■ Material
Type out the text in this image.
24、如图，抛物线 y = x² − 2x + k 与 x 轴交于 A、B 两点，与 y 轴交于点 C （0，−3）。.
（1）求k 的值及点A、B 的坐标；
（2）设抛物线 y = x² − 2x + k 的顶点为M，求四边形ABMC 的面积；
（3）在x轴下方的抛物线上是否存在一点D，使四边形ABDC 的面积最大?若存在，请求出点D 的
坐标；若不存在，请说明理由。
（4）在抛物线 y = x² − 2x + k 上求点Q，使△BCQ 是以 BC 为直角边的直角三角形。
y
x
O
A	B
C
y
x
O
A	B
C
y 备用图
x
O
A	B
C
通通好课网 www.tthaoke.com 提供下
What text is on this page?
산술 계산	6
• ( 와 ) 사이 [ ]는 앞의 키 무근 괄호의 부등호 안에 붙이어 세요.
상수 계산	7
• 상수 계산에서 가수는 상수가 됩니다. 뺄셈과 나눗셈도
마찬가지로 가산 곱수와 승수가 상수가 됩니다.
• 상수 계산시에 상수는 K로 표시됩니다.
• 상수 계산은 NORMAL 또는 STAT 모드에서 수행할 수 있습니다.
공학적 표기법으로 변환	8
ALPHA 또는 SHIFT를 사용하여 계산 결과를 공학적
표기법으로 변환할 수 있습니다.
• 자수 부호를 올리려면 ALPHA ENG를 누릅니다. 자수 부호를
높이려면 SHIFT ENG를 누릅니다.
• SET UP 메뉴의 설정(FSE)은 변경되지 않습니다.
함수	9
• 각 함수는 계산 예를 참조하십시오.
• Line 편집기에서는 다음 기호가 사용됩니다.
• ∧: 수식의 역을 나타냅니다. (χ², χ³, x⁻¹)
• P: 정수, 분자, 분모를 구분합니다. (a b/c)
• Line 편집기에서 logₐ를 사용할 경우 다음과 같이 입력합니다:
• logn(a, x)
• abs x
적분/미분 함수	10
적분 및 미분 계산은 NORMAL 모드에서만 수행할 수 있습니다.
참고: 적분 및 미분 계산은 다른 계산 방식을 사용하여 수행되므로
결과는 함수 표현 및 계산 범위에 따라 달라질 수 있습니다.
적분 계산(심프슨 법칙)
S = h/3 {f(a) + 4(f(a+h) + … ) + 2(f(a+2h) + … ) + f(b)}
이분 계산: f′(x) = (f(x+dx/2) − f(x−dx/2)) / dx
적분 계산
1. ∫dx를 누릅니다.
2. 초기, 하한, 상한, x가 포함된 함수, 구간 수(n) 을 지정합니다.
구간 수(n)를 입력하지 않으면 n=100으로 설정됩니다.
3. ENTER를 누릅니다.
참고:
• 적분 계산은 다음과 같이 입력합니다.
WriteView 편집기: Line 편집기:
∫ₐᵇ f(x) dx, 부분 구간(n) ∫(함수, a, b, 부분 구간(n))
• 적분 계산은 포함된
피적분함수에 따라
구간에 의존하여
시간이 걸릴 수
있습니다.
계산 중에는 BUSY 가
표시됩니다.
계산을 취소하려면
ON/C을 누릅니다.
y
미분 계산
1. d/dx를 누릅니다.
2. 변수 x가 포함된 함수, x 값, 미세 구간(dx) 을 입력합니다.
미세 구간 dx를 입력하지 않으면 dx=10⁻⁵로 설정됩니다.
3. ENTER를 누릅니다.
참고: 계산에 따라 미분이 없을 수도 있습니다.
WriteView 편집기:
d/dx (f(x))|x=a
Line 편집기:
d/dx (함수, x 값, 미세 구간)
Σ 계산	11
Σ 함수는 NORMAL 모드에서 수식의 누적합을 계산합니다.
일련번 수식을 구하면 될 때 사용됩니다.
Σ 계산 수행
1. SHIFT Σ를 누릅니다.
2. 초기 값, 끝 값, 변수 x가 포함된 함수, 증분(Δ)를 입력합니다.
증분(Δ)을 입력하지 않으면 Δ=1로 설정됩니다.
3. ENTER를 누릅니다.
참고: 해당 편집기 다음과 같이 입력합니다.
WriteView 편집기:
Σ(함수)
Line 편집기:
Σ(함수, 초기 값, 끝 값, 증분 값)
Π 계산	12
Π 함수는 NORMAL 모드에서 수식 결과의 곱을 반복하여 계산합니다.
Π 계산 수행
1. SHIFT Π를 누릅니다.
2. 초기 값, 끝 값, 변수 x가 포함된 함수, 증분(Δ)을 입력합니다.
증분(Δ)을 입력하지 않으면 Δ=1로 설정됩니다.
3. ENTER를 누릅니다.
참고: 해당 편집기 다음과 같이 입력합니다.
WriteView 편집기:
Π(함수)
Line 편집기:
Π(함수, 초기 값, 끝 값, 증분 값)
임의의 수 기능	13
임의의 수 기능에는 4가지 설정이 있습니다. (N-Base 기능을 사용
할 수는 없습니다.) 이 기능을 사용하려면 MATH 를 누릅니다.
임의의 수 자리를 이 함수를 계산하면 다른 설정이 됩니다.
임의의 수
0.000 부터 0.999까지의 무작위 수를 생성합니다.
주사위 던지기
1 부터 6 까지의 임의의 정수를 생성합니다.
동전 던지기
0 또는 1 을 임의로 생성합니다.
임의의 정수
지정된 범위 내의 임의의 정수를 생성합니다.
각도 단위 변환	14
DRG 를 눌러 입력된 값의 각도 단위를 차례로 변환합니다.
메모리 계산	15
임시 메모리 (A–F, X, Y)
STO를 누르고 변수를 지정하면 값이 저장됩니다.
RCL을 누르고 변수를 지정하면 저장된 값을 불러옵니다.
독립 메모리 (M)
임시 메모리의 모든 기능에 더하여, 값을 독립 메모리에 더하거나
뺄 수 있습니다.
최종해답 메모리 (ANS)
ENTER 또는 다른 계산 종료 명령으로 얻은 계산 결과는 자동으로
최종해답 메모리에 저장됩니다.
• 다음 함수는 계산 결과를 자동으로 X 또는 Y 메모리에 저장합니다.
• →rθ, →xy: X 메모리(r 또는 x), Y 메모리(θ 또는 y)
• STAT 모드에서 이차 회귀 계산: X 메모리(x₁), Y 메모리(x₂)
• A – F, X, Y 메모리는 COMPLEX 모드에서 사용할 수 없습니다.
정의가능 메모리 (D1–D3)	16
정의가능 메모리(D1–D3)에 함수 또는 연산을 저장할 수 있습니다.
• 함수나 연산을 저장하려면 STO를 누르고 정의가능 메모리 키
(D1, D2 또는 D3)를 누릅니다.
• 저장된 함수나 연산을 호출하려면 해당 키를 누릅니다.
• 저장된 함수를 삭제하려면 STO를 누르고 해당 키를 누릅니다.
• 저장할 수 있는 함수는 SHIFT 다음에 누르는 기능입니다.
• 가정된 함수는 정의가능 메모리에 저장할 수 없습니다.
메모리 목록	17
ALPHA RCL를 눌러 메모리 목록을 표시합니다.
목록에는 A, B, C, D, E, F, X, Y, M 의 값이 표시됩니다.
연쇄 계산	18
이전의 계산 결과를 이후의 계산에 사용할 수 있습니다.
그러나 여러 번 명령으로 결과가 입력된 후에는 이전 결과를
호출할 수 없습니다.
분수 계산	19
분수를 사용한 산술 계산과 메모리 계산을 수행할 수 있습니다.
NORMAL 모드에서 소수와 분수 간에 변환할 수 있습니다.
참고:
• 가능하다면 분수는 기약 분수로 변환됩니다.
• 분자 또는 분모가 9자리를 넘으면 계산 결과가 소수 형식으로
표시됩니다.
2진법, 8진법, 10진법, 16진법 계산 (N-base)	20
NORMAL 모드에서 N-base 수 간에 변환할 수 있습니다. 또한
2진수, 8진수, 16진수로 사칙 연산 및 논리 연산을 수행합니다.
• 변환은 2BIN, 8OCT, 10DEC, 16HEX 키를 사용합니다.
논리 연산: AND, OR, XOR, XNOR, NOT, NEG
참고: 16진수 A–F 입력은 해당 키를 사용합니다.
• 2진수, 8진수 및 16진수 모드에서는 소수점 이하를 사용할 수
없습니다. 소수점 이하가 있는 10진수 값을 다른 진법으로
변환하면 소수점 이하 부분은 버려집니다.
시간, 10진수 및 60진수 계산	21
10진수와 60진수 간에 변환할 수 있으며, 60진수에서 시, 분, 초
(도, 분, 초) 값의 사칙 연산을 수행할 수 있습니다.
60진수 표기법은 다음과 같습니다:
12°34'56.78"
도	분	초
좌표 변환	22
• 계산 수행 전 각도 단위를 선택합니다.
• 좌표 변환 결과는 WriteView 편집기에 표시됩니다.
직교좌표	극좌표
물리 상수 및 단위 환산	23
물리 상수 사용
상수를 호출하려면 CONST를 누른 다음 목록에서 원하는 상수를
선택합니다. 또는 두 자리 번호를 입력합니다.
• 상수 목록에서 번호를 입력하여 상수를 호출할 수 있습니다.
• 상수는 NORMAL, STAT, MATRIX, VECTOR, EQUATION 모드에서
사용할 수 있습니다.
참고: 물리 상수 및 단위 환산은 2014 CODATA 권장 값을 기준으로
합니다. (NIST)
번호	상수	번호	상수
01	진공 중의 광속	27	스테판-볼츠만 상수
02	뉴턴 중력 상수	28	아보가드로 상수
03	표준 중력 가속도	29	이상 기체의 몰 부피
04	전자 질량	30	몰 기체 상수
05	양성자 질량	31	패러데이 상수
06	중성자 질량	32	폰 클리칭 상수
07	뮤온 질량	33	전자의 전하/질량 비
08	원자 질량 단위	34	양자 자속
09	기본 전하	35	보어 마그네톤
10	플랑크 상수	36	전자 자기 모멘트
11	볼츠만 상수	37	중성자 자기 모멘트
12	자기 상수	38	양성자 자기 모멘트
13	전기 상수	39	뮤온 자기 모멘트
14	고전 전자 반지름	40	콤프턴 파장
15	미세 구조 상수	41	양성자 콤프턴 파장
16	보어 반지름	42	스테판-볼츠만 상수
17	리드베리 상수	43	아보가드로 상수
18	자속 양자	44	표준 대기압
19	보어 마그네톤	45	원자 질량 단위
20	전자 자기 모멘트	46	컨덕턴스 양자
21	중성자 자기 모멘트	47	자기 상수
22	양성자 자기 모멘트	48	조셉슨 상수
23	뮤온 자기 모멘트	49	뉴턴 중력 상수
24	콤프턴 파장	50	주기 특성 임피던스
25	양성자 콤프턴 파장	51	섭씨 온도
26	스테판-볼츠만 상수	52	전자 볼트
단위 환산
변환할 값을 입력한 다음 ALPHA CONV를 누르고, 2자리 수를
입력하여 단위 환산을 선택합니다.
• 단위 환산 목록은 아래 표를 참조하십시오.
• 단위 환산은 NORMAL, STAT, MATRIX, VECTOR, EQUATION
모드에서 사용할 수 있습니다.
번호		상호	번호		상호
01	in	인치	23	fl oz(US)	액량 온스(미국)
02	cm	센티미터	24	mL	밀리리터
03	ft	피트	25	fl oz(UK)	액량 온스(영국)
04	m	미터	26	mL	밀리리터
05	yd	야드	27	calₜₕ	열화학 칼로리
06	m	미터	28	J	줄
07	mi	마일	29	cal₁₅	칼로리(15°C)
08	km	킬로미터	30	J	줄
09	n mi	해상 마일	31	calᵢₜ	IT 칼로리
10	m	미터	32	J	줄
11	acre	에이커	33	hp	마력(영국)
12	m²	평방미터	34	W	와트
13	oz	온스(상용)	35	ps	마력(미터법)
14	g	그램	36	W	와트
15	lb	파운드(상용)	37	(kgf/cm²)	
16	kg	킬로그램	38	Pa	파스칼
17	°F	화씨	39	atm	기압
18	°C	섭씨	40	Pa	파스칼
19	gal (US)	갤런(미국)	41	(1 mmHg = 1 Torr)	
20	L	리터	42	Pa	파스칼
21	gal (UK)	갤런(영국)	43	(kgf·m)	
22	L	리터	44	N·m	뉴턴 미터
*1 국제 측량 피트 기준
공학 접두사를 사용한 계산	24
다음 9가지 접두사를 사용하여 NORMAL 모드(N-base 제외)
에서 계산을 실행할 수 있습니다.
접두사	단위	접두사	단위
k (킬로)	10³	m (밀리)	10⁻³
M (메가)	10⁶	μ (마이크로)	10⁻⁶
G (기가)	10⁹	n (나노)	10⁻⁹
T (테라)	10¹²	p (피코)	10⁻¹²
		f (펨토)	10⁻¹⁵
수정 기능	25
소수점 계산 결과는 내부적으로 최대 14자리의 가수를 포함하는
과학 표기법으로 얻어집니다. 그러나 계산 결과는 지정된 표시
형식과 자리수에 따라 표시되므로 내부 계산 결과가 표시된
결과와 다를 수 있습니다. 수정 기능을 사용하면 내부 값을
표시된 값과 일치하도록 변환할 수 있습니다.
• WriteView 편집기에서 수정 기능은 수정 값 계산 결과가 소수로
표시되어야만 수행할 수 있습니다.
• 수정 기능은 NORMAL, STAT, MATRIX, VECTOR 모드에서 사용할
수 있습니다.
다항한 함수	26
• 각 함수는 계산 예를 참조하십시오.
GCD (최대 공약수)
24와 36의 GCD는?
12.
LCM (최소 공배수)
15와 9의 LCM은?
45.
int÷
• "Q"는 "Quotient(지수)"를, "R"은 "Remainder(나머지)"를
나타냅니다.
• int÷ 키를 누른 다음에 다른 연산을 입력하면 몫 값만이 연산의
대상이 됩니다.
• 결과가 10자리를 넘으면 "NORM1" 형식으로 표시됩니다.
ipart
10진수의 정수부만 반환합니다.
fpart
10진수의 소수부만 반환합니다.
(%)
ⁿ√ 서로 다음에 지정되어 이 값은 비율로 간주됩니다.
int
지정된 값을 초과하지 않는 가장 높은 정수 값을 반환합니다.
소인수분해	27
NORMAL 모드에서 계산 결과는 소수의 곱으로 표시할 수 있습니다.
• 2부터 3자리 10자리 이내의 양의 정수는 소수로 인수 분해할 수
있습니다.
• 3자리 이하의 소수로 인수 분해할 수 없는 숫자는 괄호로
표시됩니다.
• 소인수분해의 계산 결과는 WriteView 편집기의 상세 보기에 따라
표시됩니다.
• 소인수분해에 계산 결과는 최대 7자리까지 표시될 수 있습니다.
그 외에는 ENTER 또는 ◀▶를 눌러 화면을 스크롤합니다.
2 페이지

■ Work to do
Extract every line of the records above that contains the word "STAT".

■ Answer below
• 상수 계산은 NORMAL 또는 STAT 모드에서 수행할 수 있습니다.
• STAT 모드에서 이차 회귀 계산: X 메모리(x₁), Y 메모리(x₂)
• 상수는 NORMAL, STAT, MATRIX, VECTOR, EQUATION 모드에서
• 단위 환산은 NORMAL, STAT, MATRIX, VECTOR, EQUATION
• 수정 기능은 NORMAL, STAT, MATRIX, VECTOR 모드에서 사용할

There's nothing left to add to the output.